Task prompt: Reproduce the complete listing without any deviation.

Data for the task:
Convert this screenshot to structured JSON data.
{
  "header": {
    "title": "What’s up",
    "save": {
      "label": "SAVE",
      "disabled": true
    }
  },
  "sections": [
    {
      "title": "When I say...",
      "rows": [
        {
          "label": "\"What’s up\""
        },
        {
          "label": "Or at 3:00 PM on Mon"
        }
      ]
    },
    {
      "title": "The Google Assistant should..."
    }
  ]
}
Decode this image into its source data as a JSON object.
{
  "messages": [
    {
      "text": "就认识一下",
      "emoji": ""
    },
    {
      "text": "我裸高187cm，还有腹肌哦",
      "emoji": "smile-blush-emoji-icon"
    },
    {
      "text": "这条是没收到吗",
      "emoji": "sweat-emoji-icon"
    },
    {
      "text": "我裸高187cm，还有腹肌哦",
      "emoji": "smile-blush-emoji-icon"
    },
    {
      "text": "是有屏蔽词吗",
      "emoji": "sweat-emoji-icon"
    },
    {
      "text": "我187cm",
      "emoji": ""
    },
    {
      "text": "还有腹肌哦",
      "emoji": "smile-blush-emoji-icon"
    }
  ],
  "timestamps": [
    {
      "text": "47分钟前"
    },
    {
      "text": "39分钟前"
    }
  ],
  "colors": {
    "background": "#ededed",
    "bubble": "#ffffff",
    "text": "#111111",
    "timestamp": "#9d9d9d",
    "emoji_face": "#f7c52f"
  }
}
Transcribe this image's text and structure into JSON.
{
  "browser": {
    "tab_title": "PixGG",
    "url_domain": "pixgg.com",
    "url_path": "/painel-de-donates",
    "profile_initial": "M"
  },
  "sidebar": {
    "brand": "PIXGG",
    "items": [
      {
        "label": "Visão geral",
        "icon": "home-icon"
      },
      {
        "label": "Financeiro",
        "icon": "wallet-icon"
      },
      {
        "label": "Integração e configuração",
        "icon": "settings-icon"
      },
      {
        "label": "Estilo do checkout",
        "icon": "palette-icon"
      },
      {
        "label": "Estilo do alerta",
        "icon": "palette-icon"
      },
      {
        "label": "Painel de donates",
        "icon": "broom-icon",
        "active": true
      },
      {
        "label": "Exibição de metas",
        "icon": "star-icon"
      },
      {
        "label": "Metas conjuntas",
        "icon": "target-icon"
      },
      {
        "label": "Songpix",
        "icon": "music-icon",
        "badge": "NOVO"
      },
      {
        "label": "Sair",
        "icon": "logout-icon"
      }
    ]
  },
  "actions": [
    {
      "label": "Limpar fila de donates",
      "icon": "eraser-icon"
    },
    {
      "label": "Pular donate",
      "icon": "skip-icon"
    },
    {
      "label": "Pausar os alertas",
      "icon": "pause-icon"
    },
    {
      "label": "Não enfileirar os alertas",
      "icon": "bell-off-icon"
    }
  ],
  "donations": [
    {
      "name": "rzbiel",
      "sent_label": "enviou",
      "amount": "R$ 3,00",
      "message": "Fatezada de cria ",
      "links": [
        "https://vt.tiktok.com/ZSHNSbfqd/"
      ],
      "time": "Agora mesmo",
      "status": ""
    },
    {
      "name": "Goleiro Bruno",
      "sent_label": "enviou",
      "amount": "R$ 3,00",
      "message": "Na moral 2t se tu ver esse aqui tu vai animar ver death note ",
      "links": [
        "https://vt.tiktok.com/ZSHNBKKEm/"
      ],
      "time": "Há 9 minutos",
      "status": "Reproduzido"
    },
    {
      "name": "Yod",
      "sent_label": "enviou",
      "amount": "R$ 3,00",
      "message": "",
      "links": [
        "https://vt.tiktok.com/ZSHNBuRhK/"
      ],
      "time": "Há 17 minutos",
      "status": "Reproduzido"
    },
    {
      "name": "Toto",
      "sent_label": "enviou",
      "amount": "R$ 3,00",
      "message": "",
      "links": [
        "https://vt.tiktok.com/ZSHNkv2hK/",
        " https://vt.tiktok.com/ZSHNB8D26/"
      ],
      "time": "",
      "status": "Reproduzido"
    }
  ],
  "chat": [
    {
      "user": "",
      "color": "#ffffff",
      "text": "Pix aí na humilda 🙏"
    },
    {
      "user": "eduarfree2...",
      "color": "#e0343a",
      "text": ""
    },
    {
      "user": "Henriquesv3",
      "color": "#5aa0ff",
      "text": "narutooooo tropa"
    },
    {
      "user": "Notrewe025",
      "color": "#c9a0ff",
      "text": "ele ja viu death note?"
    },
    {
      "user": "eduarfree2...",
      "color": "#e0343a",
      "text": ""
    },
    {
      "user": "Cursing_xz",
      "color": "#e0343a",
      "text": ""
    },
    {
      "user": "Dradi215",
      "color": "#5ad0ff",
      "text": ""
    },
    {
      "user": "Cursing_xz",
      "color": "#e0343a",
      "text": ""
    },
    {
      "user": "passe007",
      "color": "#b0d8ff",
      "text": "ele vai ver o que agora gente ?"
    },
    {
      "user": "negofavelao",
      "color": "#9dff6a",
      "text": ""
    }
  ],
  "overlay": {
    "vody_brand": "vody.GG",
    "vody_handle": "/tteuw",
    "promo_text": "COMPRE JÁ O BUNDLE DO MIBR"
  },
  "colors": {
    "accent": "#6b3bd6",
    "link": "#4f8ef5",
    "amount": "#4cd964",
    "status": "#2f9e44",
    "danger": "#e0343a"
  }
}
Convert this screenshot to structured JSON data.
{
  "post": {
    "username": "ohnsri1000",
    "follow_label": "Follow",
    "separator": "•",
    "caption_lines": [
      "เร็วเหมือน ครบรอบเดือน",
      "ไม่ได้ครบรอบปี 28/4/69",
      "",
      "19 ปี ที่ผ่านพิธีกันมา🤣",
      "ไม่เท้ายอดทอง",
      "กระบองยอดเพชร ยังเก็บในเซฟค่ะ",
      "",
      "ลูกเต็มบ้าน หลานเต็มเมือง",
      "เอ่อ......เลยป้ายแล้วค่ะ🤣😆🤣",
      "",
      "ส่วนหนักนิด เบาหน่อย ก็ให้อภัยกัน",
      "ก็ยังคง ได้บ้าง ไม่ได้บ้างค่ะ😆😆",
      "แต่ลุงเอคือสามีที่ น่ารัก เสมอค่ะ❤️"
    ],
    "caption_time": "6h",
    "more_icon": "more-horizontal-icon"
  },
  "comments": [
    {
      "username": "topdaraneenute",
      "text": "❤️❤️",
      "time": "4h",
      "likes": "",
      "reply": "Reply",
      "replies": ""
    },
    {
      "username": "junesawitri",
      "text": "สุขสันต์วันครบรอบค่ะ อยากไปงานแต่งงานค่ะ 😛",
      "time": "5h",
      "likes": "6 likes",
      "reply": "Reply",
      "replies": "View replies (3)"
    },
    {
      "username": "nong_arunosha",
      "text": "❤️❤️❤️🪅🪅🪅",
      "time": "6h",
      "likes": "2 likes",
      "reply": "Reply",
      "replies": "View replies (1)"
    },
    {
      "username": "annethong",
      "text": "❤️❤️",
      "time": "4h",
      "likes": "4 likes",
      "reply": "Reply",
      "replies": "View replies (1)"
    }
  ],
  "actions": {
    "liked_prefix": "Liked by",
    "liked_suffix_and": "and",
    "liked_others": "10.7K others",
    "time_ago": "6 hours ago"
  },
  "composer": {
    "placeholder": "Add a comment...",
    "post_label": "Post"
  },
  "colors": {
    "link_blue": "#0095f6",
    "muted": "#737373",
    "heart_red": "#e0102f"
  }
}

Exercise answer:
Convert this screenshot to structured JSON data.
{
  "header": {
    "title": "What’s up",
    "save": {
      "label": "SAVE",
      "disabled": true
    }
  },
  "sections": [
    {
      "title": "When I say...",
      "rows": [
        {
          "label": "\"What’s up\""
        },
        {
          "label": "Or at 3:00 PM on Mon"
        }
      ]
    },
    {
      "title": "The Google Assistant should..."
    }
  ]
}
Decode this image into its source data as a JSON object.
{
  "messages": [
    {
      "text": "就认识一下",
      "emoji": ""
    },
    {
      "text": "我裸高187cm，还有腹肌哦",
      "emoji": "smile-blush-emoji-icon"
    },
    {
      "text": "这条是没收到吗",
      "emoji": "sweat-emoji-icon"
    },
    {
      "text": "我裸高187cm，还有腹肌哦",
      "emoji": "smile-blush-emoji-icon"
    },
    {
      "text": "是有屏蔽词吗",
      "emoji": "sweat-emoji-icon"
    },
    {
      "text": "我187cm",
      "emoji": ""
    },
    {
      "text": "还有腹肌哦",
      "emoji": "smile-blush-emoji-icon"
    }
  ],
  "timestamps": [
    {
      "text": "47分钟前"
    },
    {
      "text": "39分钟前"
    }
  ],
  "colors": {
    "background": "#ededed",
    "bubble": "#ffffff",
    "text": "#111111",
    "timestamp": "#9d9d9d",
    "emoji_face": "#f7c52f"
  }
}
Transcribe this image's text and structure into JSON.
{
  "browser": {
    "tab_title": "PixGG",
    "url_domain": "pixgg.com",
    "url_path": "/painel-de-donates",
    "profile_initial": "M"
  },
  "sidebar": {
    "brand": "PIXGG",
    "items": [
      {
        "label": "Visão geral",
        "icon": "home-icon"
      },
      {
        "label": "Financeiro",
        "icon": "wallet-icon"
      },
      {
        "label": "Integração e configuração",
        "icon": "settings-icon"
      },
      {
        "label": "Estilo do checkout",
        "icon": "palette-icon"
      },
      {
        "label": "Estilo do alerta",
        "icon": "palette-icon"
      },
      {
        "label": "Painel de donates",
        "icon": "broom-icon",
        "active": true
      },
      {
        "label": "Exibição de metas",
        "icon": "star-icon"
      },
      {
        "label": "Metas conjuntas",
        "icon": "target-icon"
      },
      {
        "label": "Songpix",
        "icon": "music-icon",
        "badge": "NOVO"
      },
      {
        "label": "Sair",
        "icon": "logout-icon"
      }
    ]
  },
  "actions": [
    {
      "label": "Limpar fila de donates",
      "icon": "eraser-icon"
    },
    {
      "label": "Pular donate",
      "icon": "skip-icon"
    },
    {
      "label": "Pausar os alertas",
      "icon": "pause-icon"
    },
    {
      "label": "Não enfileirar os alertas",
      "icon": "bell-off-icon"
    }
  ],
  "donations": [
    {
      "name": "rzbiel",
      "sent_label": "enviou",
      "amount": "R$ 3,00",
      "message": "Fatezada de cria ",
      "links": [
        "https://vt.tiktok.com/ZSHNSbfqd/"
      ],
      "time": "Agora mesmo",
      "status": ""
    },
    {
      "name": "Goleiro Bruno",
      "sent_label": "enviou",
      "amount": "R$ 3,00",
      "message": "Na moral 2t se tu ver esse aqui tu vai animar ver death note ",
      "links": [
        "https://vt.tiktok.com/ZSHNBKKEm/"
      ],
      "time": "Há 9 minutos",
      "status": "Reproduzido"
    },
    {
      "name": "Yod",
      "sent_label": "enviou",
      "amount": "R$ 3,00",
      "message": "",
      "links": [
        "https://vt.tiktok.com/ZSHNBuRhK/"
      ],
      "time": "Há 17 minutos",
      "status": "Reproduzido"
    },
    {
      "name": "Toto",
      "sent_label": "enviou",
      "amount": "R$ 3,00",
      "message": "",
      "links": [
        "https://vt.tiktok.com/ZSHNkv2hK/",
        " https://vt.tiktok.com/ZSHNB8D26/"
      ],
      "time": "",
      "status": "Reproduzido"
    }
  ],
  "chat": [
    {
      "user": "",
      "color": "#ffffff",
      "text": "Pix aí na humilda 🙏"
    },
    {
      "user": "eduarfree2...",
      "color": "#e0343a",
      "text": ""
    },
    {
      "user": "Henriquesv3",
      "color": "#5aa0ff",
      "text": "narutooooo tropa"
    },
    {
      "user": "Notrewe025",
      "color": "#c9a0ff",
      "text": "ele ja viu death note?"
    },
    {
      "user": "eduarfree2...",
      "color": "#e0343a",
      "text": ""
    },
    {
      "user": "Cursing_xz",
      "color": "#e0343a",
      "text": ""
    },
    {
      "user": "Dradi215",
      "color": "#5ad0ff",
      "text": ""
    },
    {
      "user": "Cursing_xz",
      "color": "#e0343a",
      "text": ""
    },
    {
      "user": "passe007",
      "color": "#b0d8ff",
      "text": "ele vai ver o que agora gente ?"
    },
    {
      "user": "negofavelao",
      "color": "#9dff6a",
      "text": ""
    }
  ],
  "overlay": {
    "vody_brand": "vody.GG",
    "vody_handle": "/tteuw",
    "promo_text": "COMPRE JÁ O BUNDLE DO MIBR"
  },
  "colors": {
    "accent": "#6b3bd6",
    "link": "#4f8ef5",
    "amount": "#4cd964",
    "status": "#2f9e44",
    "danger": "#e0343a"
  }
}
Convert this screenshot to structured JSON data.
{
  "post": {
    "username": "ohnsri1000",
    "follow_label": "Follow",
    "separator": "•",
    "caption_lines": [
      "เร็วเหมือน ครบรอบเดือน",
      "ไม่ได้ครบรอบปี 28/4/69",
      "",
      "19 ปี ที่ผ่านพิธีกันมา🤣",
      "ไม่เท้ายอดทอง",
      "กระบองยอดเพชร ยังเก็บในเซฟค่ะ",
      "",
      "ลูกเต็มบ้าน หลานเต็มเมือง",
      "เอ่อ......เลยป้ายแล้วค่ะ🤣😆🤣",
      "",
      "ส่วนหนักนิด เบาหน่อย ก็ให้อภัยกัน",
      "ก็ยังคง ได้บ้าง ไม่ได้บ้างค่ะ😆😆",
      "แต่ลุงเอคือสามีที่ น่ารัก เสมอค่ะ❤️"
    ],
    "caption_time": "6h",
    "more_icon": "more-horizontal-icon"
  },
  "comments": [
    {
      "username": "topdaraneenute",
      "text": "❤️❤️",
      "time": "4h",
      "likes": "",
      "reply": "Reply",
      "replies": ""
    },
    {
      "username": "junesawitri",
      "text": "สุขสันต์วันครบรอบค่ะ อยากไปงานแต่งงานค่ะ 😛",
      "time": "5h",
      "likes": "6 likes",
      "reply": "Reply",
      "replies": "View replies (3)"
    },
    {
      "username": "nong_arunosha",
      "text": "❤️❤️❤️🪅🪅🪅",
      "time": "6h",
      "likes": "2 likes",
      "reply": "Reply",
      "replies": "View replies (1)"
    },
    {
      "username": "annethong",
      "text": "❤️❤️",
      "time": "4h",
      "likes": "4 likes",
      "reply": "Reply",
      "replies": "View replies (1)"
    }
  ],
  "actions": {
    "liked_prefix": "Liked by",
    "liked_suffix_and": "and",
    "liked_others": "10.7K others",
    "time_ago": "6 hours ago"
  },
  "composer": {
    "placeholder": "Add a comment...",
    "post_label": "Post"
  },
  "colors": {
    "link_blue": "#0095f6",
    "muted": "#737373",
    "heart_red": "#e0102f"
  }
}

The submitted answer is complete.